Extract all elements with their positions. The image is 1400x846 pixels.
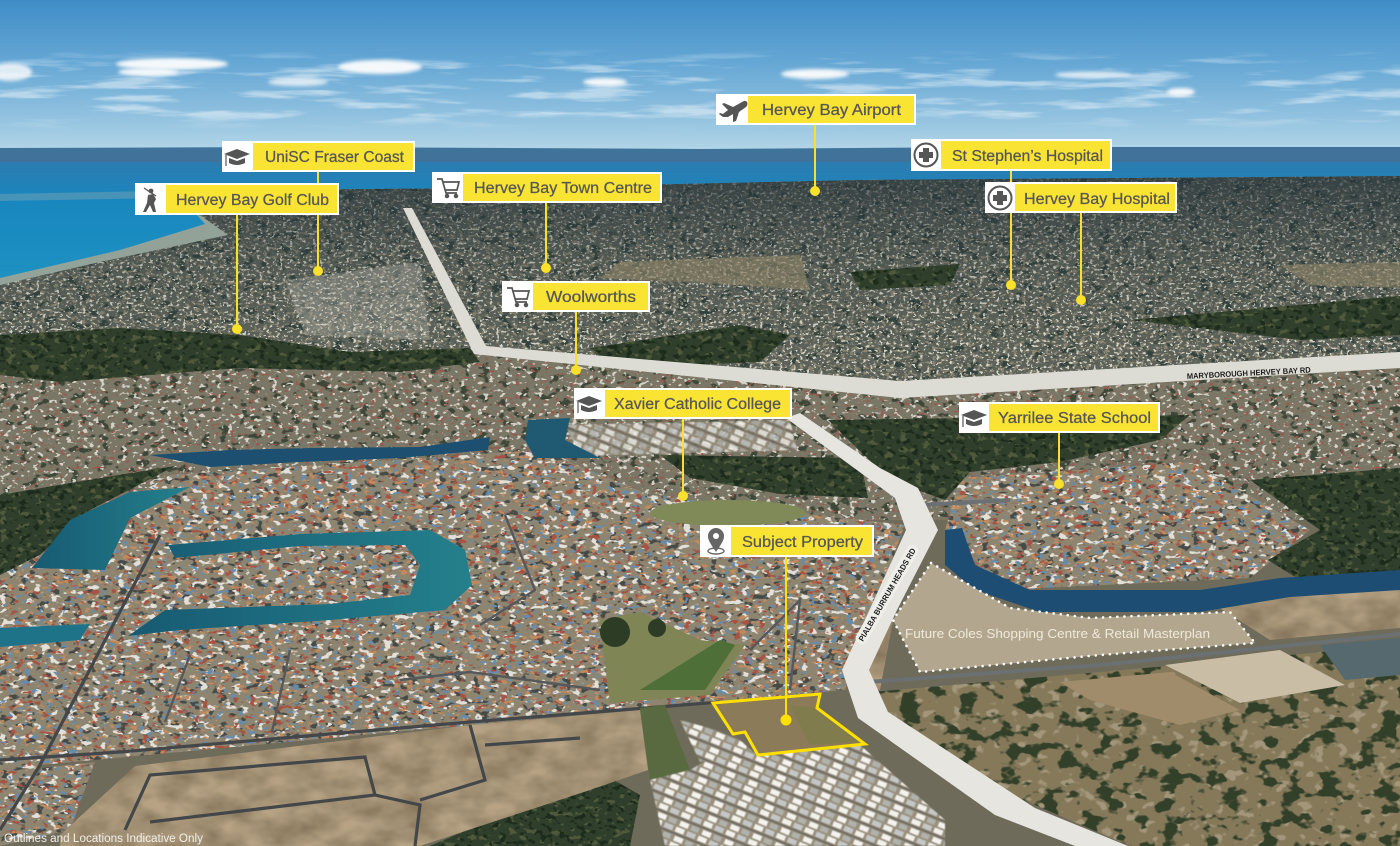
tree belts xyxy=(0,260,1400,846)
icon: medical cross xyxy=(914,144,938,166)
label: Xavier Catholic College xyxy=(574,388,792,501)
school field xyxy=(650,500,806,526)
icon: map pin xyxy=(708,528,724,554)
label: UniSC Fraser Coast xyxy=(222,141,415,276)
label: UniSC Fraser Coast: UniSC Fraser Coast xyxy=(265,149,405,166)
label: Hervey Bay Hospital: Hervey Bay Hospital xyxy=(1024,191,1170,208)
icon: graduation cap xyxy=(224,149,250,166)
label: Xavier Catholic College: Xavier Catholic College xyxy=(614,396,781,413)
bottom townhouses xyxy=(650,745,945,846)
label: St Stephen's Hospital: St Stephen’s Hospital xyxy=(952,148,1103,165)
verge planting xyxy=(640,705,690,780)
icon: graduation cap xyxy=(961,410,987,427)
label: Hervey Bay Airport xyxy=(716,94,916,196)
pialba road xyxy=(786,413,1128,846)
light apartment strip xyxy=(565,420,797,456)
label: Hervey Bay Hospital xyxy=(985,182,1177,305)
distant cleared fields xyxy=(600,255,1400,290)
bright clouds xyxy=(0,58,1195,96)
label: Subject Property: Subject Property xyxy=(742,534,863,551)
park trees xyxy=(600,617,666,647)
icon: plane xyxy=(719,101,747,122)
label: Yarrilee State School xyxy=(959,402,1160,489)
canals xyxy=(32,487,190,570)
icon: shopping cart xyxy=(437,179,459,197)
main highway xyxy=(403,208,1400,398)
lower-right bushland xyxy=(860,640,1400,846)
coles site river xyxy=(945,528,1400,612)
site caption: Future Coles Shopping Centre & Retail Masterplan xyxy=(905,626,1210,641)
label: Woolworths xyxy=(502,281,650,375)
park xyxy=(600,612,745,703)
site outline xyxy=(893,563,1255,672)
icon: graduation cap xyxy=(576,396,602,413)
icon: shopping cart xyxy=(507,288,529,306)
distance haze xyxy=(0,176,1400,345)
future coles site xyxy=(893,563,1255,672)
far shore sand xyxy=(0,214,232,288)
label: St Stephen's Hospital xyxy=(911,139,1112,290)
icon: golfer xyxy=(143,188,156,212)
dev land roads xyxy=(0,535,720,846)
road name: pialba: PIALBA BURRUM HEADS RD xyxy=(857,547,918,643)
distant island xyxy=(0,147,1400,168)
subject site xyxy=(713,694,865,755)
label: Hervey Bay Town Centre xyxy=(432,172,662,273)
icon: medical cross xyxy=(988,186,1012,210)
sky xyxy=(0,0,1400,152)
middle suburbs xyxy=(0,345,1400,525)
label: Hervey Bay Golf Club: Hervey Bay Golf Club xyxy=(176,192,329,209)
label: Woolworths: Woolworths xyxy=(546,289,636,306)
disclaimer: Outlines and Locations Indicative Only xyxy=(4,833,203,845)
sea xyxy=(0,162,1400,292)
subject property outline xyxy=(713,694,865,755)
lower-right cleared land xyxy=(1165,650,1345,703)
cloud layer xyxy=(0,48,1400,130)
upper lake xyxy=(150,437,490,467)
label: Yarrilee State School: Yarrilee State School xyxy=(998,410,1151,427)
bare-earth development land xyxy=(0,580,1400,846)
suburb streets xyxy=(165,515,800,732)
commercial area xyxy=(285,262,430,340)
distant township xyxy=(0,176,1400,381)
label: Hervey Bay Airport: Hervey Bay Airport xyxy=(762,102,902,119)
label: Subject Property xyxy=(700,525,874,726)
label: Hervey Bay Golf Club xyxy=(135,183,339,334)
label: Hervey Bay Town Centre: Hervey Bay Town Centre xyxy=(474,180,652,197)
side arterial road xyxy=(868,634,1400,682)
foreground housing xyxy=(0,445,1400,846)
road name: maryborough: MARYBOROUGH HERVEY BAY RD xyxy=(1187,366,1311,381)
...
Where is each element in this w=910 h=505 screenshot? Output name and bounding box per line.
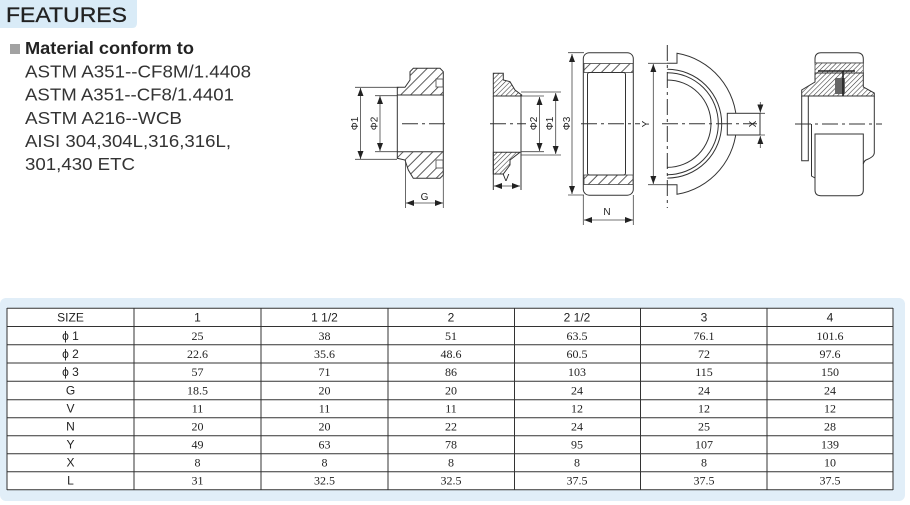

• [PROBLEM TO SOLVE]
Could you update the listing from the line that has "Extract all elements" through the line that has "label: Hervey Bay Hospital: Hervey", swapping "map pin" for "location marker" and keeping everything else the same? Give back only those lines, and leave out the picture.

• [SOLUTION FOR THIS PROBLEM]
Extract all elements with their positions. The image is 1400x846 pixels.
tree belts xyxy=(0,260,1400,846)
icon: medical cross xyxy=(914,144,938,166)
label: Xavier Catholic College xyxy=(574,388,792,501)
school field xyxy=(650,500,806,526)
icon: location marker xyxy=(708,528,724,554)
label: UniSC Fraser Coast xyxy=(222,141,415,276)
label: UniSC Fraser Coast: UniSC Fraser Coast xyxy=(265,149,405,166)
label: Hervey Bay Hospital: Hervey Bay Hospital xyxy=(1024,191,1170,208)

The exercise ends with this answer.